[Collected data]
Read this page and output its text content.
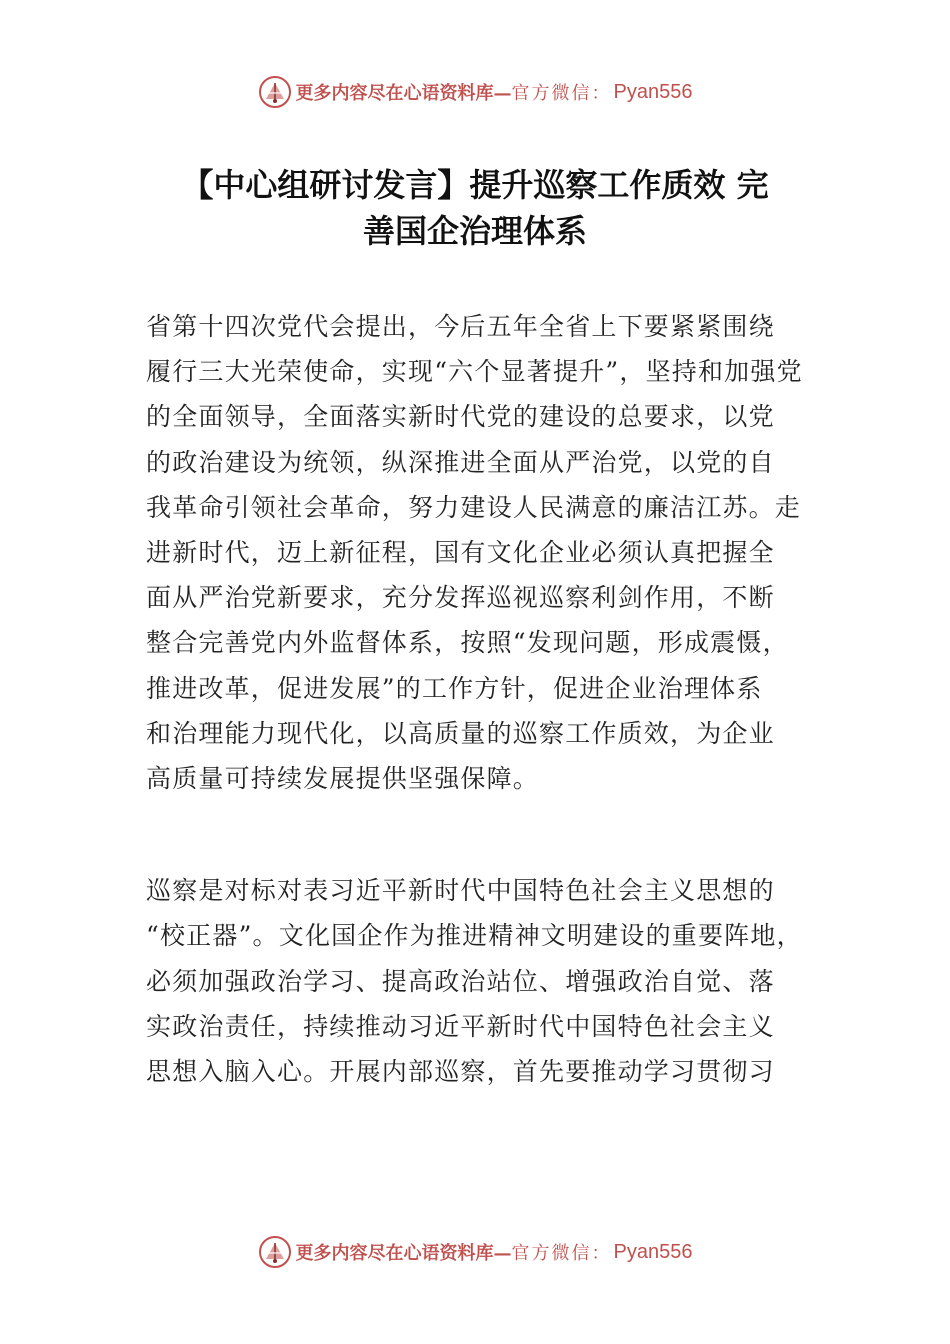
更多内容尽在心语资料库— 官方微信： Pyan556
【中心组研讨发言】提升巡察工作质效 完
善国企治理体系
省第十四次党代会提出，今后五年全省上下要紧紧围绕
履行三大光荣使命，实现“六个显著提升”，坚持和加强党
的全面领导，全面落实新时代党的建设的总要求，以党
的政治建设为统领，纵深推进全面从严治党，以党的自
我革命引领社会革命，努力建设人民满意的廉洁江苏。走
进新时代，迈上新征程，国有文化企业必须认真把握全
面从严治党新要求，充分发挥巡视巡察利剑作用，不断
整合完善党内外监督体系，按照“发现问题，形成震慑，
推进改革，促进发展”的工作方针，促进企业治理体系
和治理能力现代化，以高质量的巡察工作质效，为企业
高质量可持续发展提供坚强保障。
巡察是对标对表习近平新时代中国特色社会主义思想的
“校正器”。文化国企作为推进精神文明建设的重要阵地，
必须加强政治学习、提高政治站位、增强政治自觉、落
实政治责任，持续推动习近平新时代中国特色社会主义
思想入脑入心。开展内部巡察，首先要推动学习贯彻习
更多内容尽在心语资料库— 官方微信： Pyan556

* * *

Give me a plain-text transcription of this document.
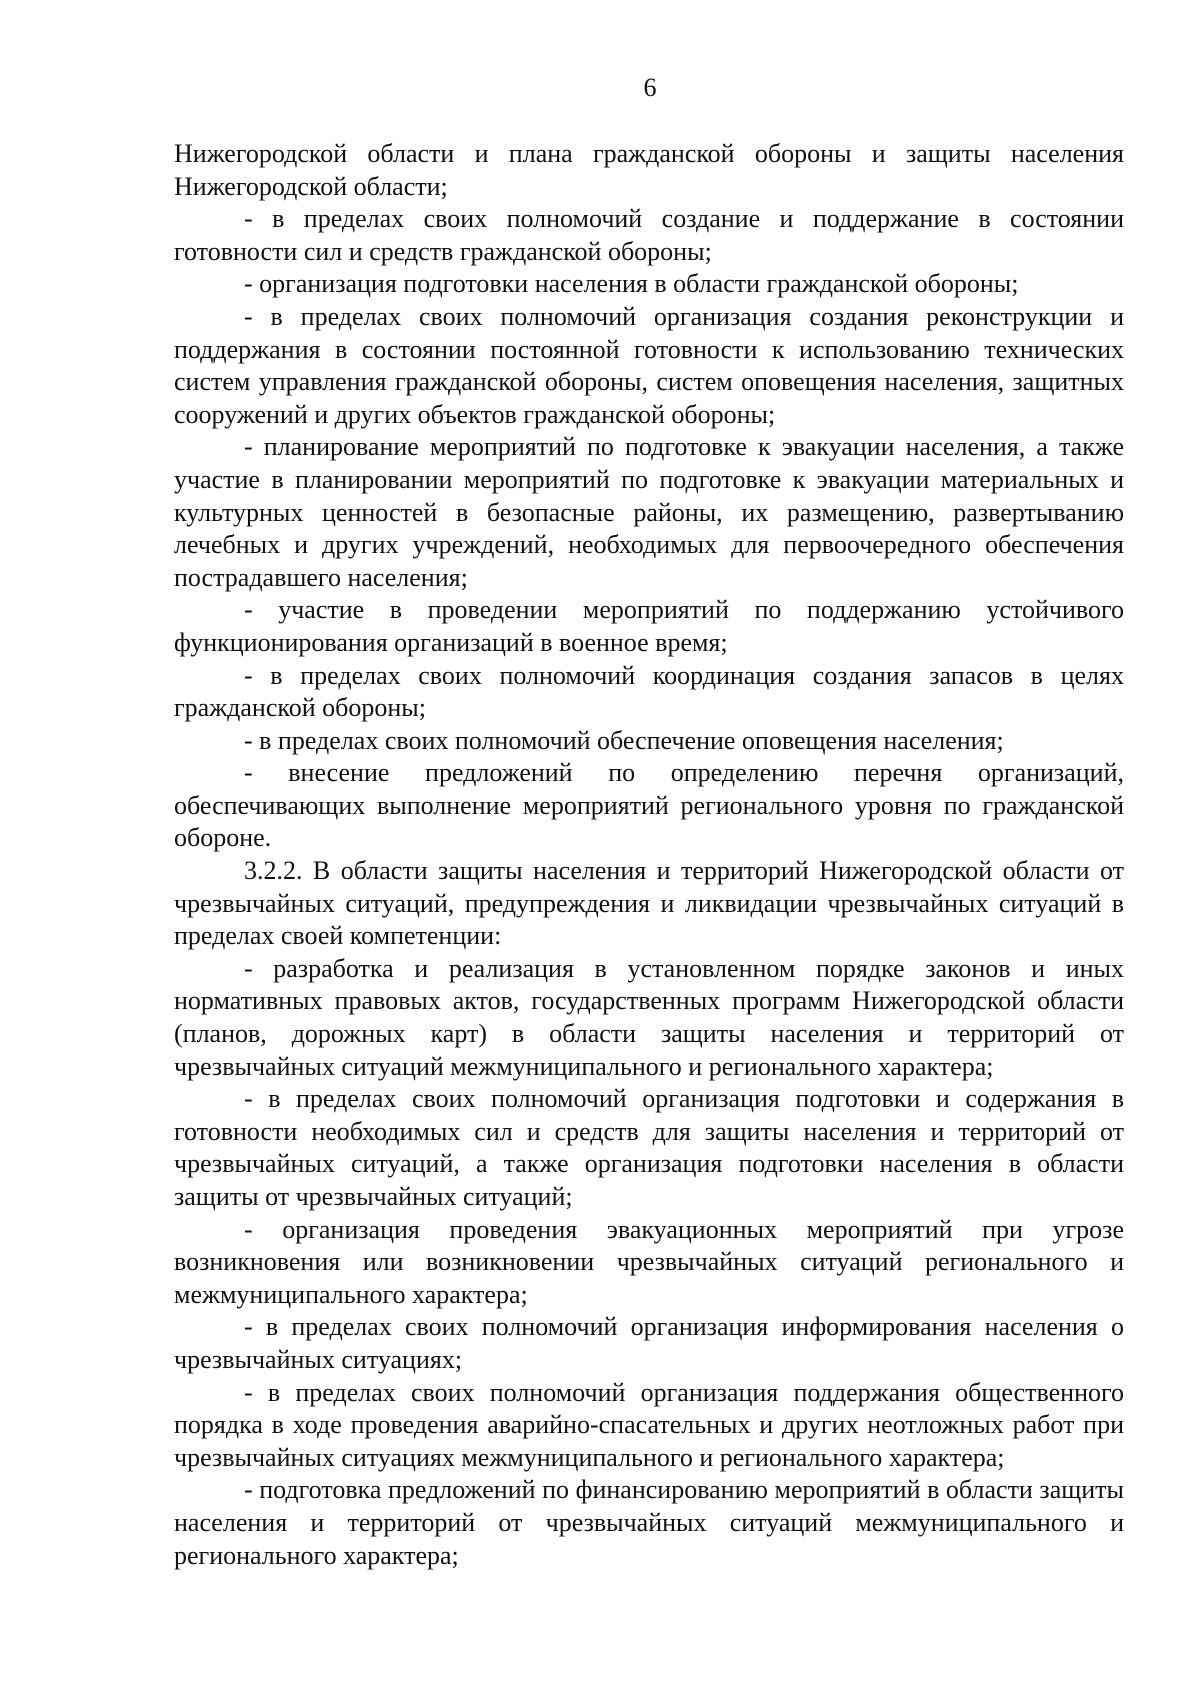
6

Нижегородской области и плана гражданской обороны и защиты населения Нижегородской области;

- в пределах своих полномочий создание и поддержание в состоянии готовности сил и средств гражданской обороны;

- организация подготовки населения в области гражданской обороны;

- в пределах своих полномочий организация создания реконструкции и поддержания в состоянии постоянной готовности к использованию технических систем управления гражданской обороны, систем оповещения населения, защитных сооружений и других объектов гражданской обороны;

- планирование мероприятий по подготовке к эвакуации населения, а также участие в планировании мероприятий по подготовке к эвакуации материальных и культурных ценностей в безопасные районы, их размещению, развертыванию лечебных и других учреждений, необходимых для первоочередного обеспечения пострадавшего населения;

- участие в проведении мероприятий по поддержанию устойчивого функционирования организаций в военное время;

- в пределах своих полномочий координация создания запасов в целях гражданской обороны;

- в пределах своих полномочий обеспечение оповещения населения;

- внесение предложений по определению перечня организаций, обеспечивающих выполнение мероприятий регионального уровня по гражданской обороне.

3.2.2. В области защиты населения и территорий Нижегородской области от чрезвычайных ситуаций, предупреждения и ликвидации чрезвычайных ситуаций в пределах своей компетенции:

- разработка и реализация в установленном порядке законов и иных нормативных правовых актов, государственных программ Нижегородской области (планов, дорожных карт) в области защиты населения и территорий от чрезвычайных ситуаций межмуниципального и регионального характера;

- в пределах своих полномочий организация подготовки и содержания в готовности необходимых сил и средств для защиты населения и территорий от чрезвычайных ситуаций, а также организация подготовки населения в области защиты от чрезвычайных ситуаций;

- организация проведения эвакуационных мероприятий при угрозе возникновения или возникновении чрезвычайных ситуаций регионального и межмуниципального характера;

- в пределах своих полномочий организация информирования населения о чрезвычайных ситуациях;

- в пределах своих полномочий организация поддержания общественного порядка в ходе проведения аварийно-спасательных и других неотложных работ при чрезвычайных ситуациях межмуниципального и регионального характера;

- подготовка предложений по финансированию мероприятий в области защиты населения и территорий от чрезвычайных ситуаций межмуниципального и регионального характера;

**DO THIS:** Reproduce every line of the listing above in which the string "предложений" appears.

**OUTPUT FOR THIS TASK:**
- внесение предложений по определению перечня организаций, обеспечивающих выполнение мероприятий регионального уровня по гражданской обороне.
- подготовка предложений по финансированию мероприятий в области защиты населения и территорий от чрезвычайных ситуаций межмуниципального и регионального характера;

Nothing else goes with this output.